Set task: Look through the data below and return each line where "says" appears.

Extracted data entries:
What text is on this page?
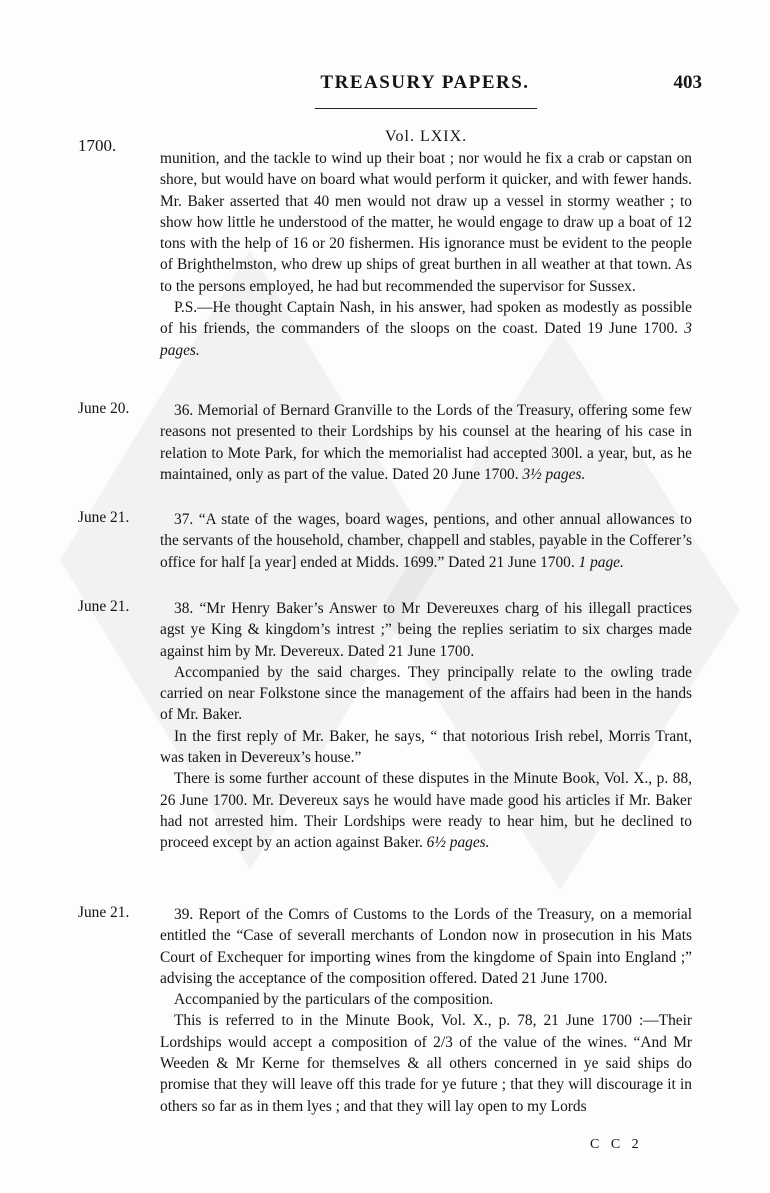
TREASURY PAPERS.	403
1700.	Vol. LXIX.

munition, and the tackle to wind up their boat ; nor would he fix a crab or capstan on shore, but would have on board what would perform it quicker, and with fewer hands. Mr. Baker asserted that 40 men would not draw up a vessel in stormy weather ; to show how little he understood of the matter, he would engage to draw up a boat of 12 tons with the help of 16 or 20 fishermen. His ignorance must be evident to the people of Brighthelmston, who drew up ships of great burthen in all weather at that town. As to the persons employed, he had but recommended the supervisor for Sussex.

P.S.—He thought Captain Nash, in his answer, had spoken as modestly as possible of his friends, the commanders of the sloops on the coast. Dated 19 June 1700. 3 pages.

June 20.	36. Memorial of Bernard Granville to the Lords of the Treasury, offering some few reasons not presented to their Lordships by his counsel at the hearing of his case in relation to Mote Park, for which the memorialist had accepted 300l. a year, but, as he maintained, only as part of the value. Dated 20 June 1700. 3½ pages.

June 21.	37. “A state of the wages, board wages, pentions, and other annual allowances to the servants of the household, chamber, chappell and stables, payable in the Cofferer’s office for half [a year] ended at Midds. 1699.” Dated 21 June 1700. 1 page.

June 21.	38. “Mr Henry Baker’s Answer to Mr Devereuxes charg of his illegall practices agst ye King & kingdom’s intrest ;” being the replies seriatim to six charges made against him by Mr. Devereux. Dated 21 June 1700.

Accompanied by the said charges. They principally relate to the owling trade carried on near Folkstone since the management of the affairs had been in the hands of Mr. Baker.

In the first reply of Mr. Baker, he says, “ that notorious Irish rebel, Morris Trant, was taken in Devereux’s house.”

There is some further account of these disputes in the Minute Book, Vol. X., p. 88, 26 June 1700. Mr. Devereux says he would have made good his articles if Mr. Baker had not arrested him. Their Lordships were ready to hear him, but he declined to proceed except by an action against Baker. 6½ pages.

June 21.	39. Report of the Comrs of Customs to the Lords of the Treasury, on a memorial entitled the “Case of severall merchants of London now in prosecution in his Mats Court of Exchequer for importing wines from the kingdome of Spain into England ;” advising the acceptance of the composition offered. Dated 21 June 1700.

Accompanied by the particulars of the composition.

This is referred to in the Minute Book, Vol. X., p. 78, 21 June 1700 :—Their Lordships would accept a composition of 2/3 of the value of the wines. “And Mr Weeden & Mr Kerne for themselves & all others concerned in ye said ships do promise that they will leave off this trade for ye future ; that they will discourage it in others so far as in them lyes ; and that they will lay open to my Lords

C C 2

...

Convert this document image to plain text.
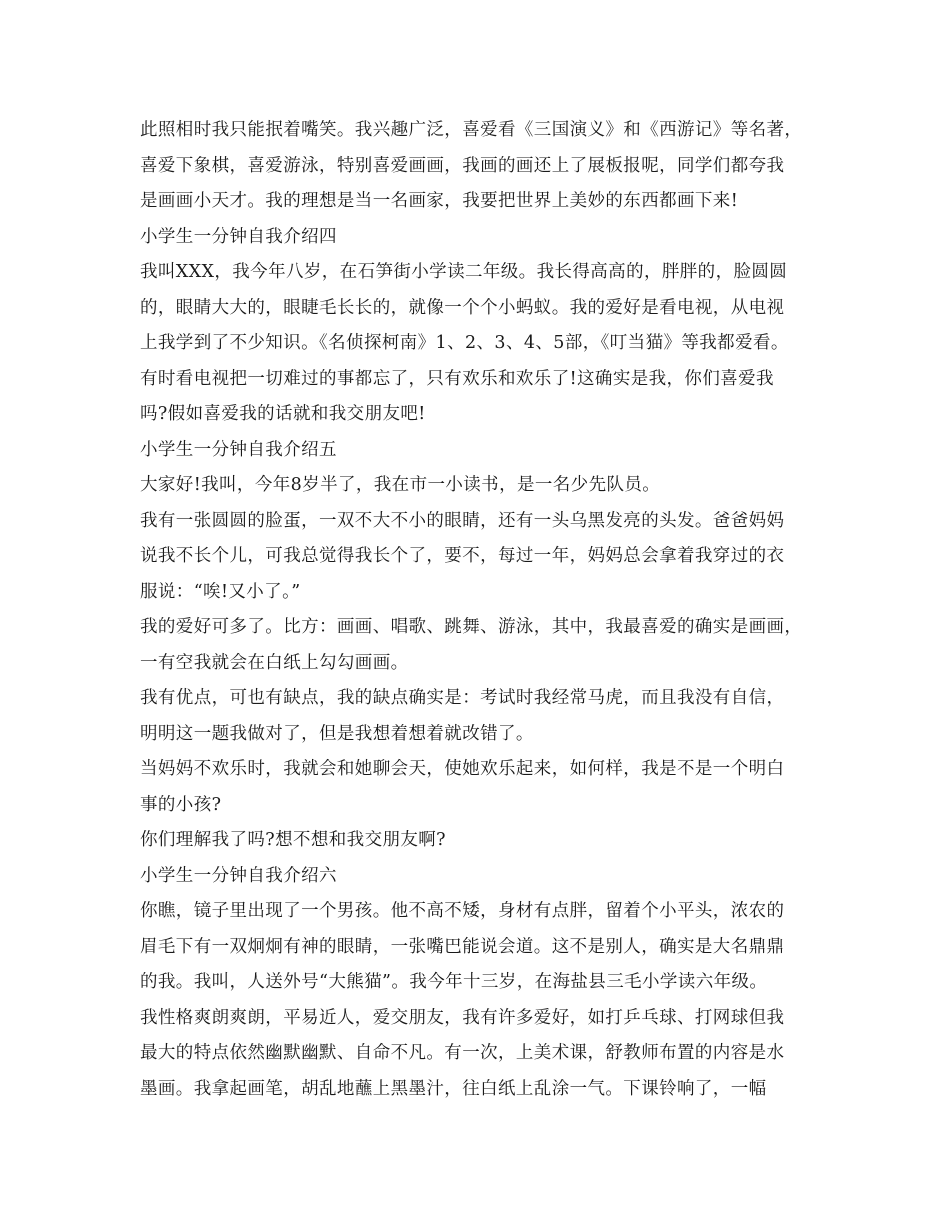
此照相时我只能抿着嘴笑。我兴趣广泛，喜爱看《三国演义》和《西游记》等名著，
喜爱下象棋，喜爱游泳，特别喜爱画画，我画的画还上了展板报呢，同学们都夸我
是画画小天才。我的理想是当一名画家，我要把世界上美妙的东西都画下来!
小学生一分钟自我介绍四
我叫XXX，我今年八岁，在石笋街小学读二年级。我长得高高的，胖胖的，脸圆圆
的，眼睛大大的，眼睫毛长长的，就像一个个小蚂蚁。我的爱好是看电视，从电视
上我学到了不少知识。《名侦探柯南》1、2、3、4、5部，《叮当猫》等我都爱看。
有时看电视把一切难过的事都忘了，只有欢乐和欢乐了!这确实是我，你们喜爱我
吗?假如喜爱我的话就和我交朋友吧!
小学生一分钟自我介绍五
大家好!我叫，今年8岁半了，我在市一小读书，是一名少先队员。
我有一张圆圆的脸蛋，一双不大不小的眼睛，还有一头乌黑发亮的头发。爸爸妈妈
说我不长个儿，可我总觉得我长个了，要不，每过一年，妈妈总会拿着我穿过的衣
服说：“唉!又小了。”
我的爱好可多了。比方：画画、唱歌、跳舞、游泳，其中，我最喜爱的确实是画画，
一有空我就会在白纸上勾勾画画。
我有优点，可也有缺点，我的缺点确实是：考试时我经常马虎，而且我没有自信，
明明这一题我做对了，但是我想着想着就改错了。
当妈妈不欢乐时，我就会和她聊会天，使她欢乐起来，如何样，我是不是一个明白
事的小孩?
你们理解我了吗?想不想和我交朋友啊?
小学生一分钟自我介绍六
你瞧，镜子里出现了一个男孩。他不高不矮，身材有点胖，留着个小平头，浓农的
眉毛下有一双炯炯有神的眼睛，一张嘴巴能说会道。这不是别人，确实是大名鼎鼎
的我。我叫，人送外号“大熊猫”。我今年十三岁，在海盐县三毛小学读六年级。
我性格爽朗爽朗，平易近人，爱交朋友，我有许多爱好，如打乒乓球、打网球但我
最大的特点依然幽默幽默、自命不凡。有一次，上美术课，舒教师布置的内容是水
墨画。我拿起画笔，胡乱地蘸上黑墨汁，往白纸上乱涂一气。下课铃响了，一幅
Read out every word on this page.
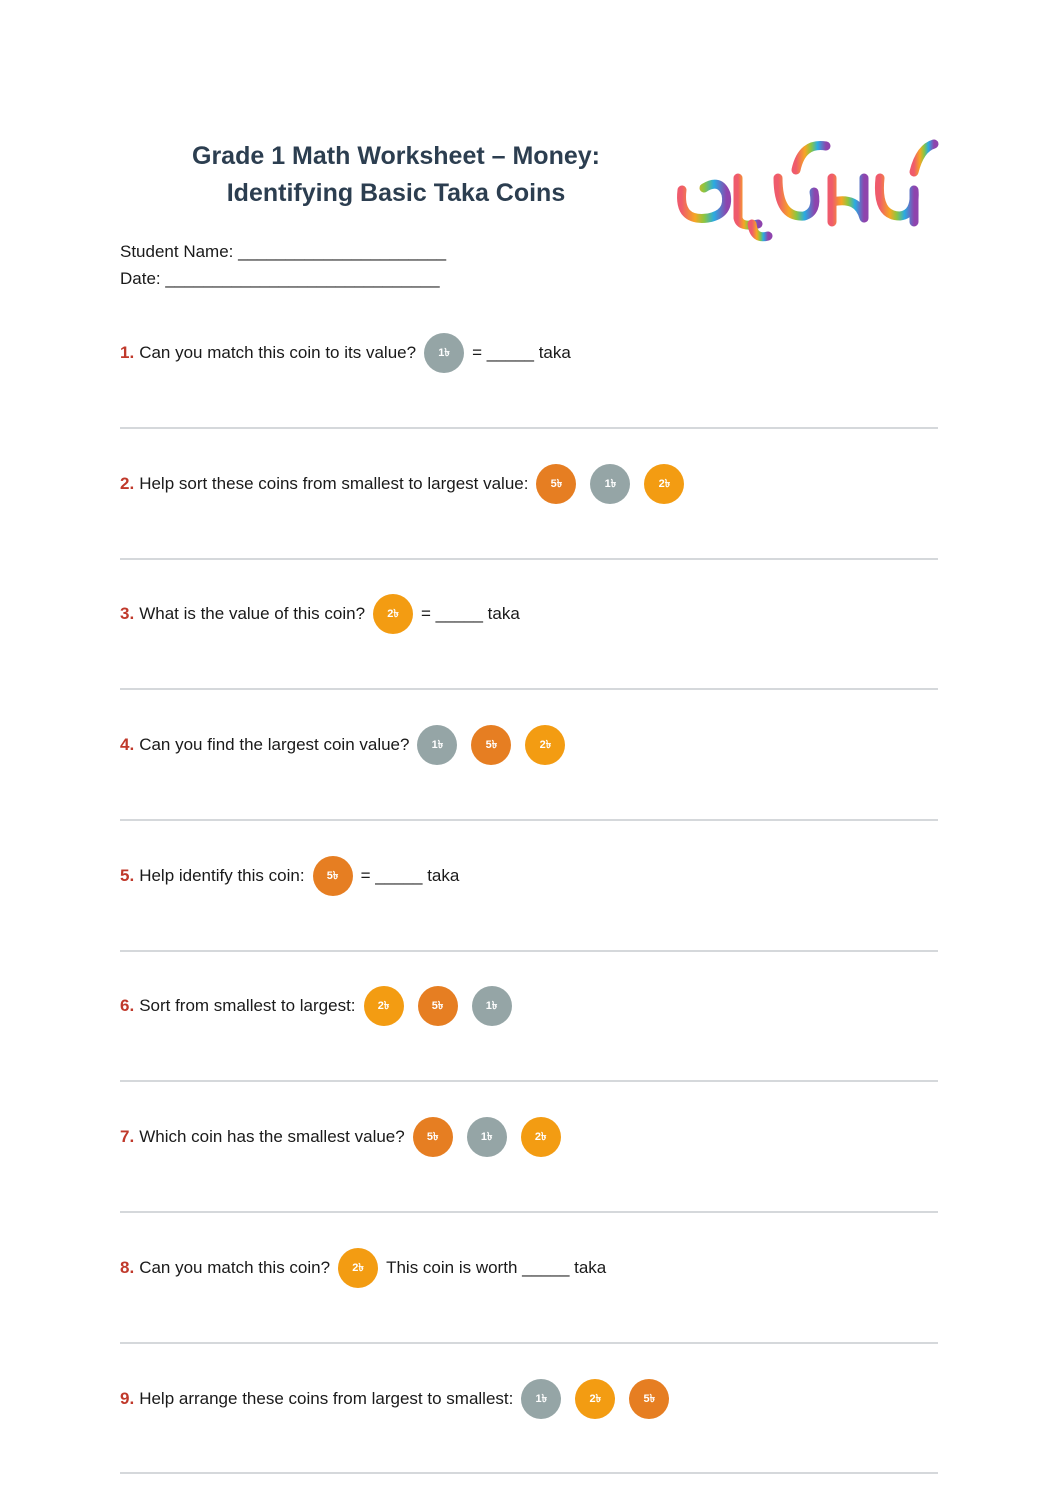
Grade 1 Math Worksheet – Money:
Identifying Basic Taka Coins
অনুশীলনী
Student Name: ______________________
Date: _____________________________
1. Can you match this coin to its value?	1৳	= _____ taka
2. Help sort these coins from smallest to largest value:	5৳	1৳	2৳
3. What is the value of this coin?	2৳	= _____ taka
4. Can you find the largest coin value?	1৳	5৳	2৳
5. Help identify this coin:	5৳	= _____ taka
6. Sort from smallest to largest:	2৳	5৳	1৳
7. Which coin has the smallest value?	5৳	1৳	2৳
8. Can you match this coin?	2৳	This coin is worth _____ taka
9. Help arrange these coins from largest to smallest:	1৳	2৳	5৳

Task solution:
In the first reply of Mr. Baker, he says, “ that notorious Irish rebel, Morris Trant, was taken in Devereux’s house.”
There is some further account of these disputes in the Minute Book, Vol. X., p. 88, 26 June 1700. Mr. Devereux says he would have made good his articles if Mr. Baker had not arrested him. Their Lordships were ready to hear him, but he declined to proceed except by an action against Baker. 6½ pages.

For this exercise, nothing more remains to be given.